Data records:
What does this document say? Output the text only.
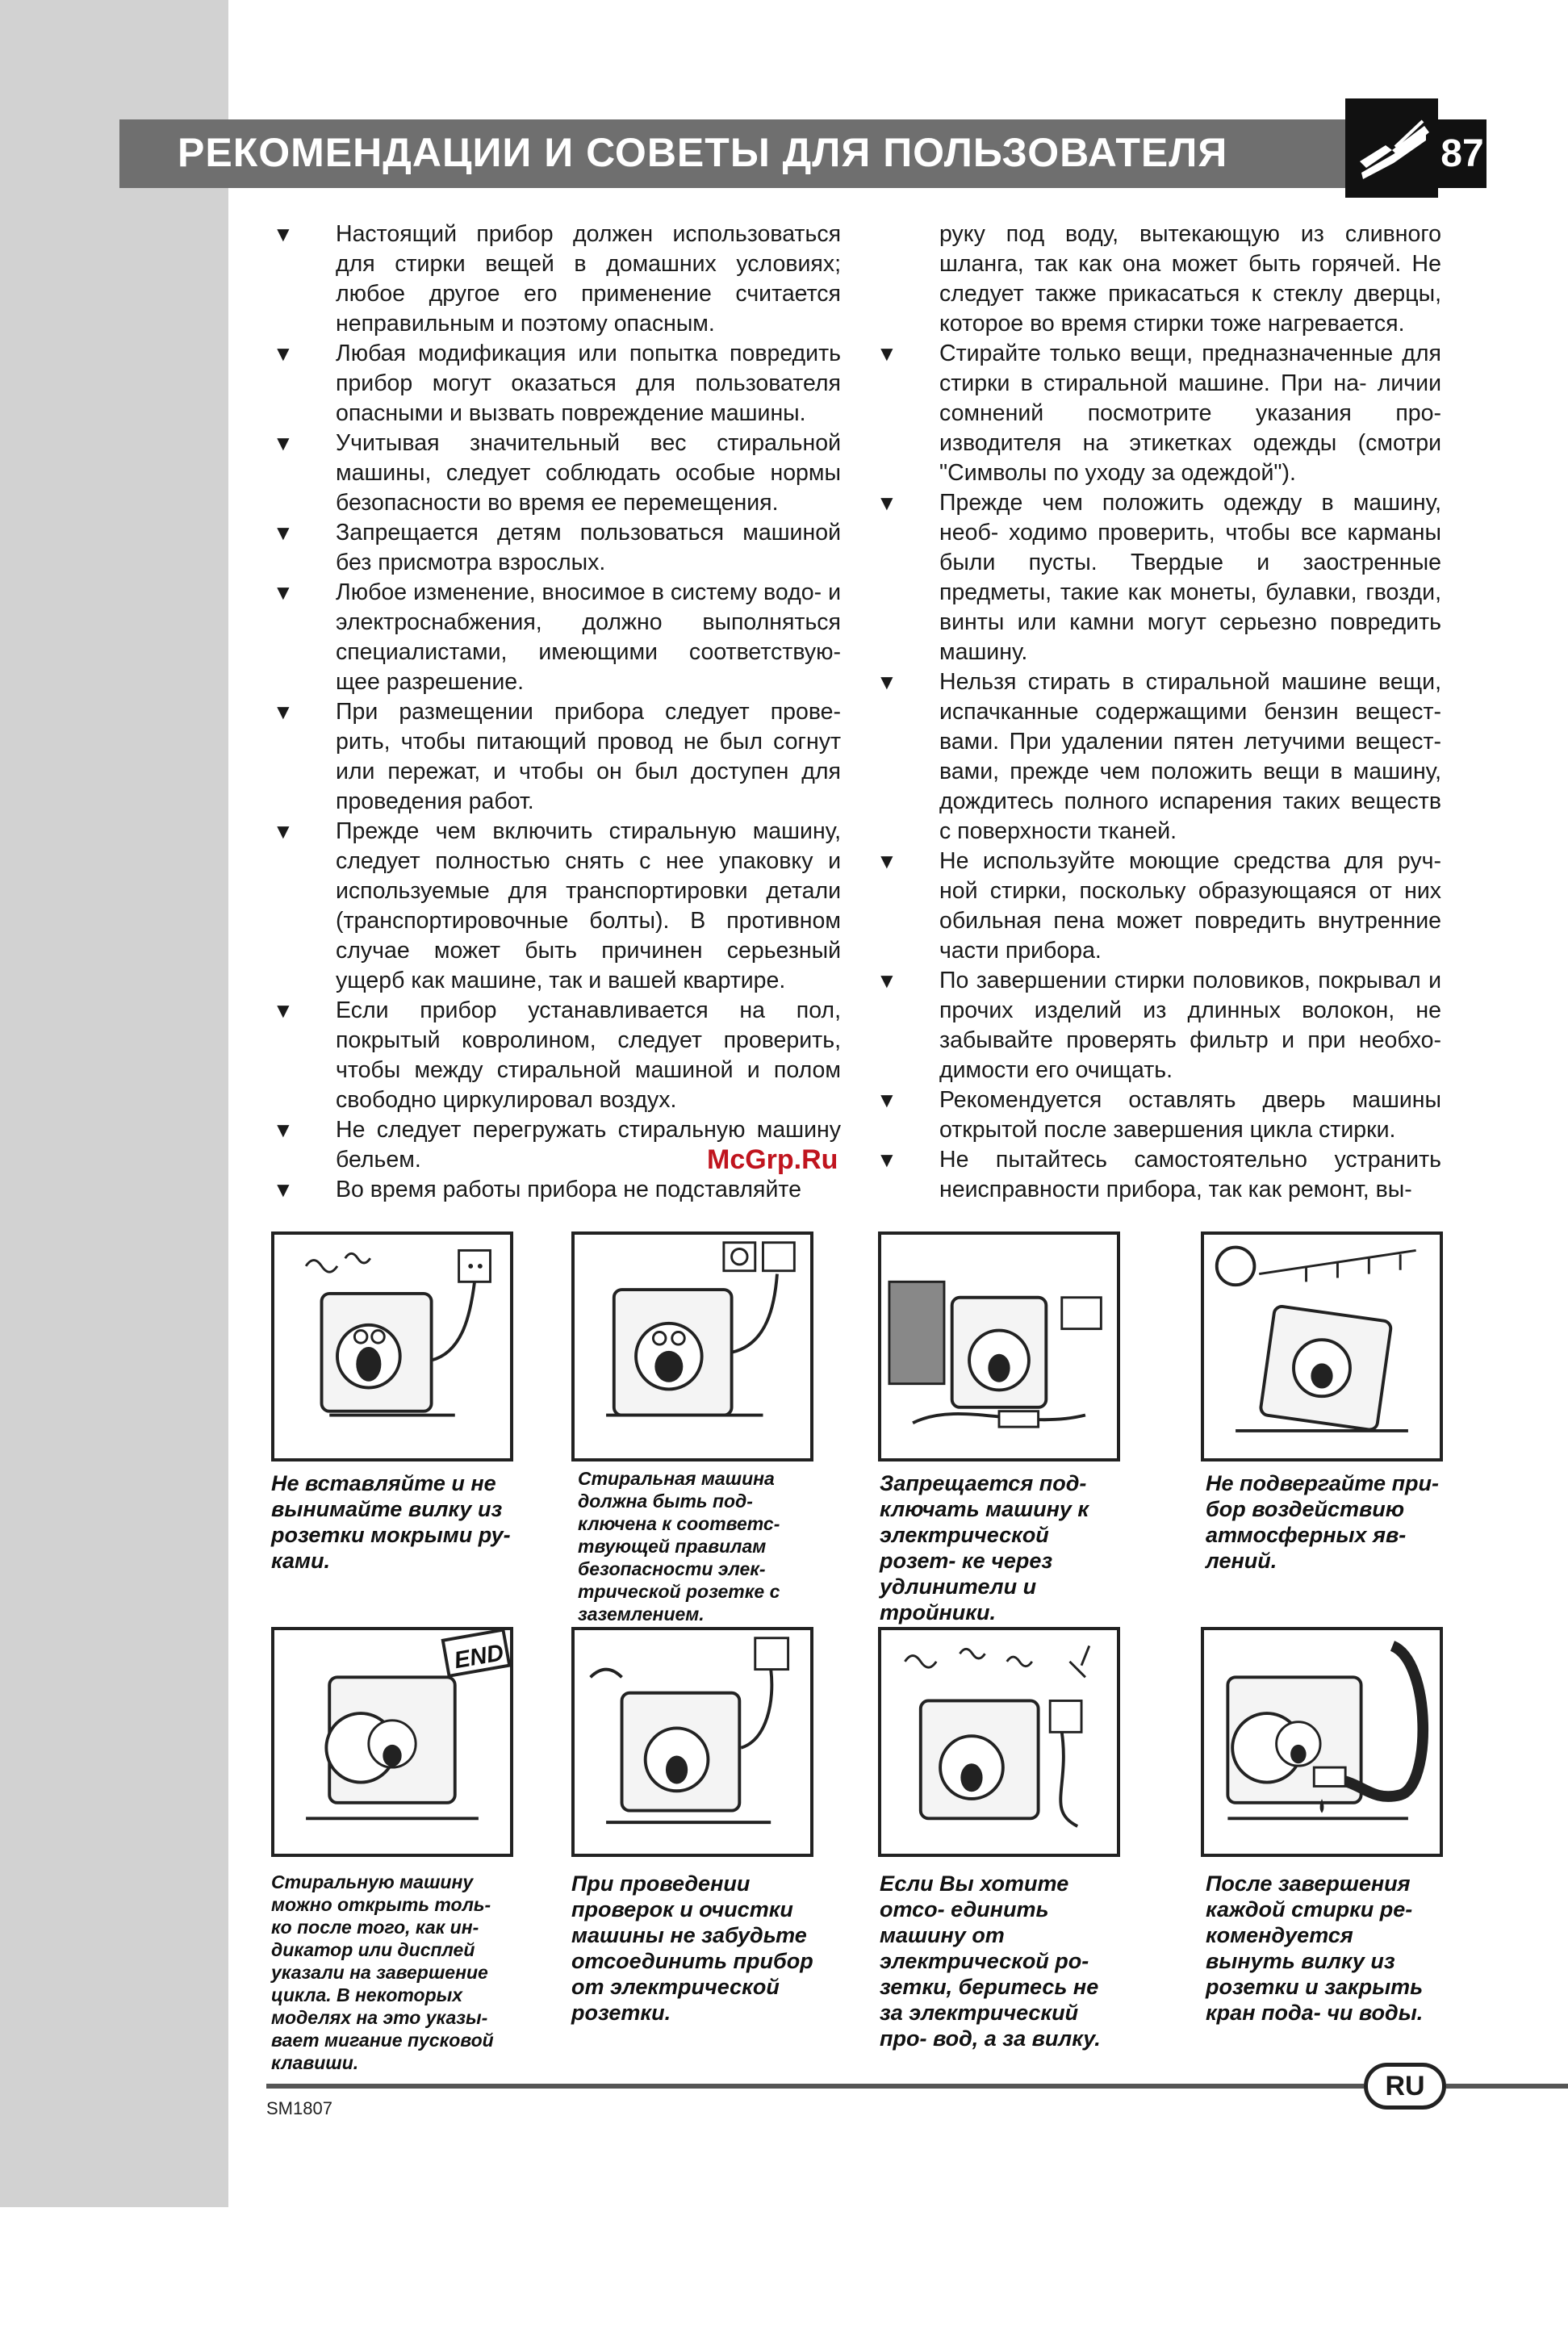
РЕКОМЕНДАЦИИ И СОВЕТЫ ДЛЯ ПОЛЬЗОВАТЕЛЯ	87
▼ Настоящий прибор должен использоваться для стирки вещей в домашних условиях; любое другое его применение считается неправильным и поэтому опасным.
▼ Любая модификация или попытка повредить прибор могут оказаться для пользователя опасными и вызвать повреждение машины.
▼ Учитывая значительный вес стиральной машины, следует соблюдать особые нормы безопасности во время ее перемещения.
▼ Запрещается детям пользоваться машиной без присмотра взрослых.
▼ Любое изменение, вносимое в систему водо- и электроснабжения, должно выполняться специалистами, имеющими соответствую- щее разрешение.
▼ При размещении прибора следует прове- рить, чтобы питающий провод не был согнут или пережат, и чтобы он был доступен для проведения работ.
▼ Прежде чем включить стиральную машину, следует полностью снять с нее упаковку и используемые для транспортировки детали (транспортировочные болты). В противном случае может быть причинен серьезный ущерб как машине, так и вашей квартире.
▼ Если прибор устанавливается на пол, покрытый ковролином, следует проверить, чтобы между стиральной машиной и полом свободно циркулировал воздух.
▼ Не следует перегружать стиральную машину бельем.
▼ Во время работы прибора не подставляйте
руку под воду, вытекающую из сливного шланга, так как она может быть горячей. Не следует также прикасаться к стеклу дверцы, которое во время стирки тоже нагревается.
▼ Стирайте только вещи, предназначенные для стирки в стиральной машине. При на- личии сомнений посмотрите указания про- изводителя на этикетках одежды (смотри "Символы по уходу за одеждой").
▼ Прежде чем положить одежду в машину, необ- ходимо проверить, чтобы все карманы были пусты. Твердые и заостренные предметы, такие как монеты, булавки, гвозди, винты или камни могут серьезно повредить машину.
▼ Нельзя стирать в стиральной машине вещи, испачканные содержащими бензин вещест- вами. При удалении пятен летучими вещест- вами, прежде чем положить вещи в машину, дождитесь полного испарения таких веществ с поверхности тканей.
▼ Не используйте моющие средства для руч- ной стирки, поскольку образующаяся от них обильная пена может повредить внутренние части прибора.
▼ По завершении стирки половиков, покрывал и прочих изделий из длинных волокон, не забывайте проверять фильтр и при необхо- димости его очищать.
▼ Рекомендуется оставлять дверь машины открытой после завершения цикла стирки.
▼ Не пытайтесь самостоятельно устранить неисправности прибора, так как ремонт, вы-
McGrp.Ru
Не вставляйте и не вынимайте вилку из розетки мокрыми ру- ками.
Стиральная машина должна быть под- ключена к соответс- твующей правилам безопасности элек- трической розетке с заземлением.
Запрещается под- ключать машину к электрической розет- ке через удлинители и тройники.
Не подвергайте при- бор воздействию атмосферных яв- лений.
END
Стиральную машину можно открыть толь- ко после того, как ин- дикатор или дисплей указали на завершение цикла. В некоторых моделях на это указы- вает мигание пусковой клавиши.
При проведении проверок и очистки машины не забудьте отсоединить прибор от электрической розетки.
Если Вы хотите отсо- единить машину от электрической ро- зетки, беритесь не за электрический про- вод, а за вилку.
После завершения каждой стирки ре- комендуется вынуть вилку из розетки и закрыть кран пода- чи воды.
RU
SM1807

--- Set exercise ---
Set each line of the records down exactly, leaving every picture out.

--- Task response ---
What does this document say? Output the text only.
РЕКОМЕНДАЦИИ И СОВЕТЫ ДЛЯ ПОЛЬЗОВАТЕЛЯ	87
▼ Настоящий прибор должен использоваться для стирки вещей в домашних условиях; любое другое его применение считается неправильным и поэтому опасным.
▼ Любая модификация или попытка повредить прибор могут оказаться для пользователя опасными и вызвать повреждение машины.
▼ Учитывая значительный вес стиральной машины, следует соблюдать особые нормы безопасности во время ее перемещения.
▼ Запрещается детям пользоваться машиной без присмотра взрослых.
▼ Любое изменение, вносимое в систему водо- и электроснабжения, должно выполняться специалистами, имеющими соответствую- щее разрешение.
▼ При размещении прибора следует прове- рить, чтобы питающий провод не был согнут или пережат, и чтобы он был доступен для проведения работ.
▼ Прежде чем включить стиральную машину, следует полностью снять с нее упаковку и используемые для транспортировки детали (транспортировочные болты). В противном случае может быть причинен серьезный ущерб как машине, так и вашей квартире.
▼ Если прибор устанавливается на пол, покрытый ковролином, следует проверить, чтобы между стиральной машиной и полом свободно циркулировал воздух.
▼ Не следует перегружать стиральную машину бельем.
▼ Во время работы прибора не подставляйте
руку под воду, вытекающую из сливного шланга, так как она может быть горячей. Не следует также прикасаться к стеклу дверцы, которое во время стирки тоже нагревается.
▼ Стирайте только вещи, предназначенные для стирки в стиральной машине. При на- личии сомнений посмотрите указания про- изводителя на этикетках одежды (смотри "Символы по уходу за одеждой").
▼ Прежде чем положить одежду в машину, необ- ходимо проверить, чтобы все карманы были пусты. Твердые и заостренные предметы, такие как монеты, булавки, гвозди, винты или камни могут серьезно повредить машину.
▼ Нельзя стирать в стиральной машине вещи, испачканные содержащими бензин вещест- вами. При удалении пятен летучими вещест- вами, прежде чем положить вещи в машину, дождитесь полного испарения таких веществ с поверхности тканей.
▼ Не используйте моющие средства для руч- ной стирки, поскольку образующаяся от них обильная пена может повредить внутренние части прибора.
▼ По завершении стирки половиков, покрывал и прочих изделий из длинных волокон, не забывайте проверять фильтр и при необхо- димости его очищать.
▼ Рекомендуется оставлять дверь машины открытой после завершения цикла стирки.
▼ Не пытайтесь самостоятельно устранить неисправности прибора, так как ремонт, вы-
McGrp.Ru
Не вставляйте и не вынимайте вилку из розетки мокрыми ру- ками.
Стиральная машина должна быть под- ключена к соответс- твующей правилам безопасности элек- трической розетке с заземлением.
Запрещается под- ключать машину к электрической розет- ке через удлинители и тройники.
Не подвергайте при- бор воздействию атмосферных яв- лений.
END
Стиральную машину можно открыть толь- ко после того, как ин- дикатор или дисплей указали на завершение цикла. В некоторых моделях на это указы- вает мигание пусковой клавиши.
При проведении проверок и очистки машины не забудьте отсоединить прибор от электрической розетки.
Если Вы хотите отсо- единить машину от электрической ро- зетки, беритесь не за электрический про- вод, а за вилку.
После завершения каждой стирки ре- комендуется вынуть вилку из розетки и закрыть кран пода- чи воды.
RU
SM1807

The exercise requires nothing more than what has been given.